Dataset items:
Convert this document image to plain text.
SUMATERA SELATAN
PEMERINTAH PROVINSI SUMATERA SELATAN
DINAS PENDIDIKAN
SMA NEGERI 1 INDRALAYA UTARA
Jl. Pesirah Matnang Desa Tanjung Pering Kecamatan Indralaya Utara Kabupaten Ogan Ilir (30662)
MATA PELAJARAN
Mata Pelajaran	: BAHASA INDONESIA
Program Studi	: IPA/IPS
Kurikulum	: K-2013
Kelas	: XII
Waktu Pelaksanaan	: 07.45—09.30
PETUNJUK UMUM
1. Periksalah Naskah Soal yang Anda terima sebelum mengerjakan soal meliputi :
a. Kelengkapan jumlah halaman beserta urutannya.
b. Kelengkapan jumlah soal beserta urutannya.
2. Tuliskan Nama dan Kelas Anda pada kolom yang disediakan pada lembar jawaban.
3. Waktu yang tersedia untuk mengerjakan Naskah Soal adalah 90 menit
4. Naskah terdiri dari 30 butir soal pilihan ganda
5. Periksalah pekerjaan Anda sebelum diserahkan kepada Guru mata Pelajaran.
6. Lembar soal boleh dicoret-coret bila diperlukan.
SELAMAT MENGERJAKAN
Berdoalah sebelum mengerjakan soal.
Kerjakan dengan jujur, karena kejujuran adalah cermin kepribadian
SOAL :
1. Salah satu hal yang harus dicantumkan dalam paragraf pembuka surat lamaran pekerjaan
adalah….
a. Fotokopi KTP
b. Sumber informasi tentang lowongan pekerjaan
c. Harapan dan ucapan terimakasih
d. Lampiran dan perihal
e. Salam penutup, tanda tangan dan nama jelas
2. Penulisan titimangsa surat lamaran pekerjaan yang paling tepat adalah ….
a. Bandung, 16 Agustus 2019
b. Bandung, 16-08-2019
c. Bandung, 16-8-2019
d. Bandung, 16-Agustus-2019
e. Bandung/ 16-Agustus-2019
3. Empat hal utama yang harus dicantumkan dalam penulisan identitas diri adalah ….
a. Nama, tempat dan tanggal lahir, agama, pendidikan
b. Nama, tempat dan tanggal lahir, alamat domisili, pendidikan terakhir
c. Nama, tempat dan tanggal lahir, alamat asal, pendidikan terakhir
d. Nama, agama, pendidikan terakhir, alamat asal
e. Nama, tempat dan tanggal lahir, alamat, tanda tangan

§ **Do this**:
Your task is to output all of the data above word for word.

§ **Right answer**:
Convert this document image to plain text.
SUMATERA SELATAN
PEMERINTAH PROVINSI SUMATERA SELATAN
DINAS PENDIDIKAN
SMA NEGERI 1 INDRALAYA UTARA
Jl. Pesirah Matnang Desa Tanjung Pering Kecamatan Indralaya Utara Kabupaten Ogan Ilir (30662)
MATA PELAJARAN
Mata Pelajaran	: BAHASA INDONESIA
Program Studi	: IPA/IPS
Kurikulum	: K-2013
Kelas	: XII
Waktu Pelaksanaan	: 07.45—09.30
PETUNJUK UMUM
1. Periksalah Naskah Soal yang Anda terima sebelum mengerjakan soal meliputi :
a. Kelengkapan jumlah halaman beserta urutannya.
b. Kelengkapan jumlah soal beserta urutannya.
2. Tuliskan Nama dan Kelas Anda pada kolom yang disediakan pada lembar jawaban.
3. Waktu yang tersedia untuk mengerjakan Naskah Soal adalah 90 menit
4. Naskah terdiri dari 30 butir soal pilihan ganda
5. Periksalah pekerjaan Anda sebelum diserahkan kepada Guru mata Pelajaran.
6. Lembar soal boleh dicoret-coret bila diperlukan.
SELAMAT MENGERJAKAN
Berdoalah sebelum mengerjakan soal.
Kerjakan dengan jujur, karena kejujuran adalah cermin kepribadian
SOAL :
1. Salah satu hal yang harus dicantumkan dalam paragraf pembuka surat lamaran pekerjaan
adalah….
a. Fotokopi KTP
b. Sumber informasi tentang lowongan pekerjaan
c. Harapan dan ucapan terimakasih
d. Lampiran dan perihal
e. Salam penutup, tanda tangan dan nama jelas
2. Penulisan titimangsa surat lamaran pekerjaan yang paling tepat adalah ….
a. Bandung, 16 Agustus 2019
b. Bandung, 16-08-2019
c. Bandung, 16-8-2019
d. Bandung, 16-Agustus-2019
e. Bandung/ 16-Agustus-2019
3. Empat hal utama yang harus dicantumkan dalam penulisan identitas diri adalah ….
a. Nama, tempat dan tanggal lahir, agama, pendidikan
b. Nama, tempat dan tanggal lahir, alamat domisili, pendidikan terakhir
c. Nama, tempat dan tanggal lahir, alamat asal, pendidikan terakhir
d. Nama, agama, pendidikan terakhir, alamat asal
e. Nama, tempat dan tanggal lahir, alamat, tanda tangan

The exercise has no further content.